» Aim of the exercise: Select each line where the word "LIME" appears.

» Supplied entries:
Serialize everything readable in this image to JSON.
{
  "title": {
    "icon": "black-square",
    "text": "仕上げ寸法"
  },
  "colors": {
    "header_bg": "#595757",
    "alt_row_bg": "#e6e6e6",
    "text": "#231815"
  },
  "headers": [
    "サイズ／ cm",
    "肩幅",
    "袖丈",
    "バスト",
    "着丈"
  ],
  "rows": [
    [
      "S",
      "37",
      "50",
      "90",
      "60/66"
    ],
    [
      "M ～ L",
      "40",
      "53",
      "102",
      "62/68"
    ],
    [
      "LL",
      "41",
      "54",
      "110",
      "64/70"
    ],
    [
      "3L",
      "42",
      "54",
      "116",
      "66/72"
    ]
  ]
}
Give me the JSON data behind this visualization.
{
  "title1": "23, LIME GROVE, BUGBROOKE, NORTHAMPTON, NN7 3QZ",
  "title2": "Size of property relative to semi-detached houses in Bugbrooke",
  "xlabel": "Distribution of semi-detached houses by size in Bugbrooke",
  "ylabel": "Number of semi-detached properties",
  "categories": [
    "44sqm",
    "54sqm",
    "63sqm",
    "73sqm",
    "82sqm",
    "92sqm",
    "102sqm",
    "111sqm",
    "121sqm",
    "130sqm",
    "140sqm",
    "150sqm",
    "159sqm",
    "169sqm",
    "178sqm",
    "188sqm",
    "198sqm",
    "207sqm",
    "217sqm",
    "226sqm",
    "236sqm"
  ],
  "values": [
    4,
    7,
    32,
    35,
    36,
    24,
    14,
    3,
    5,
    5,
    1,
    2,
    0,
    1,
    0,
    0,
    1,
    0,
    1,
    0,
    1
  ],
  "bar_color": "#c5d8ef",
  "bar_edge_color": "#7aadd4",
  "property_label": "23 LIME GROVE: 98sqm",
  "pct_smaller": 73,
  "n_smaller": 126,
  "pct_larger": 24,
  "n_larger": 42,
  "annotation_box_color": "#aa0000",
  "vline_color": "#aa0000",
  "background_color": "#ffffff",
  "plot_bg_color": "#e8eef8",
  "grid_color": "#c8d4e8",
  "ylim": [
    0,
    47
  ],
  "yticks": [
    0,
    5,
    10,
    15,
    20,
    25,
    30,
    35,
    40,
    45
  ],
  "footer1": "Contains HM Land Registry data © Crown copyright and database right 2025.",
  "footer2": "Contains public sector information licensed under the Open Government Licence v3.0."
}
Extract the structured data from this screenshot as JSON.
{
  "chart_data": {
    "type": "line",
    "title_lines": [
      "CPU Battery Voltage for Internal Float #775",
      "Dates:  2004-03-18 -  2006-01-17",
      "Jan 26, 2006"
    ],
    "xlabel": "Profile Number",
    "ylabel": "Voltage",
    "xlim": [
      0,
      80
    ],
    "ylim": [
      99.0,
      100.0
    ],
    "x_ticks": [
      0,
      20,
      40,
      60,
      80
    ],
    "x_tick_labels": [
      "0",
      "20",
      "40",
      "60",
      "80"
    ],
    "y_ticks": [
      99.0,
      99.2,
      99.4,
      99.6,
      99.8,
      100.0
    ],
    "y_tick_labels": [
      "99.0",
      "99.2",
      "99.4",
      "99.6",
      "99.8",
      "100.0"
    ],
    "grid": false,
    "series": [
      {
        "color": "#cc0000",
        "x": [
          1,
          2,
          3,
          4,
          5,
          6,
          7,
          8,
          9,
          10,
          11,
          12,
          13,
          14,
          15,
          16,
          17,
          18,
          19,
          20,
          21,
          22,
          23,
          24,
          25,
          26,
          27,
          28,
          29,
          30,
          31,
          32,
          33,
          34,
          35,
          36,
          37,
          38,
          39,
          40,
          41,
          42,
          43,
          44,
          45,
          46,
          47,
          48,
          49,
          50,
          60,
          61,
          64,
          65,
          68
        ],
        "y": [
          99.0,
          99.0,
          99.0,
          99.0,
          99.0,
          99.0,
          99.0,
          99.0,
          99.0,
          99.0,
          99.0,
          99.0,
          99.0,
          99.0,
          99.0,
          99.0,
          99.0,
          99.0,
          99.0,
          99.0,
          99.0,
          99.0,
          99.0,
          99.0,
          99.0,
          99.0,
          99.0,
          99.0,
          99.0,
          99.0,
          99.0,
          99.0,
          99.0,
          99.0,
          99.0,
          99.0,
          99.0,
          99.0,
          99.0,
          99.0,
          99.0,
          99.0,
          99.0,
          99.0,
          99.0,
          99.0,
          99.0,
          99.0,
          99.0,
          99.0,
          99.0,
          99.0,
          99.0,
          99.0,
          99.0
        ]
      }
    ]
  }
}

» Response for this exercise:
  "title1": "23, LIME GROVE, BUGBROOKE, NORTHAMPTON, NN7 3QZ",
  "property_label": "23 LIME GROVE: 98sqm",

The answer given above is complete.